-- WHAT THIS TASK INVOLVES --
Reproduce all records verbatim.

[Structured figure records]
— BEGIN —

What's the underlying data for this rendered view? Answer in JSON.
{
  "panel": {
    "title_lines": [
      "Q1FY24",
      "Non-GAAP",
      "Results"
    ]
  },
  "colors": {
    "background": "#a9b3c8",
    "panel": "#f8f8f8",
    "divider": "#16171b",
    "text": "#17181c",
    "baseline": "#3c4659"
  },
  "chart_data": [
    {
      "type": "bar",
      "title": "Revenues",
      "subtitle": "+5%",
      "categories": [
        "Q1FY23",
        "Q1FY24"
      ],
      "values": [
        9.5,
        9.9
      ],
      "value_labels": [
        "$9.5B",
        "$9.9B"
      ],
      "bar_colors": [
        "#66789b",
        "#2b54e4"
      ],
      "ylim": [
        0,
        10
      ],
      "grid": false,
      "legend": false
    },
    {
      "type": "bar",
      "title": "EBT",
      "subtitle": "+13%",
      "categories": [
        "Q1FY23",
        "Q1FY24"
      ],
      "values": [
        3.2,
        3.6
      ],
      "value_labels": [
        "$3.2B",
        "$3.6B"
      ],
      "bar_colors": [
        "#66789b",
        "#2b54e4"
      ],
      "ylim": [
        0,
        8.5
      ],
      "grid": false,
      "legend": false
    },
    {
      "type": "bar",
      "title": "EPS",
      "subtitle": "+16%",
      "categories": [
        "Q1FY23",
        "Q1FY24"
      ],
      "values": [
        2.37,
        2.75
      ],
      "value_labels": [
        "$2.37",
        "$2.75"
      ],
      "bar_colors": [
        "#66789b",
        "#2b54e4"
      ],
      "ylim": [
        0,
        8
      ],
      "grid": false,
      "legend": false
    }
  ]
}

— END —

-- SOLUTION TO THE PROBLEM --
What's the underlying data for this rendered view? Answer in JSON.
{
  "panel": {
    "title_lines": [
      "Q1FY24",
      "Non-GAAP",
      "Results"
    ]
  },
  "colors": {
    "background": "#a9b3c8",
    "panel": "#f8f8f8",
    "divider": "#16171b",
    "text": "#17181c",
    "baseline": "#3c4659"
  },
  "chart_data": [
    {
      "type": "bar",
      "title": "Revenues",
      "subtitle": "+5%",
      "categories": [
        "Q1FY23",
        "Q1FY24"
      ],
      "values": [
        9.5,
        9.9
      ],
      "value_labels": [
        "$9.5B",
        "$9.9B"
      ],
      "bar_colors": [
        "#66789b",
        "#2b54e4"
      ],
      "ylim": [
        0,
        10
      ],
      "grid": false,
      "legend": false
    },
    {
      "type": "bar",
      "title": "EBT",
      "subtitle": "+13%",
      "categories": [
        "Q1FY23",
        "Q1FY24"
      ],
      "values": [
        3.2,
        3.6
      ],
      "value_labels": [
        "$3.2B",
        "$3.6B"
      ],
      "bar_colors": [
        "#66789b",
        "#2b54e4"
      ],
      "ylim": [
        0,
        8.5
      ],
      "grid": false,
      "legend": false
    },
    {
      "type": "bar",
      "title": "EPS",
      "subtitle": "+16%",
      "categories": [
        "Q1FY23",
        "Q1FY24"
      ],
      "values": [
        2.37,
        2.75
      ],
      "value_labels": [
        "$2.37",
        "$2.75"
      ],
      "bar_colors": [
        "#66789b",
        "#2b54e4"
      ],
      "ylim": [
        0,
        8
      ],
      "grid": false,
      "legend": false
    }
  ]
}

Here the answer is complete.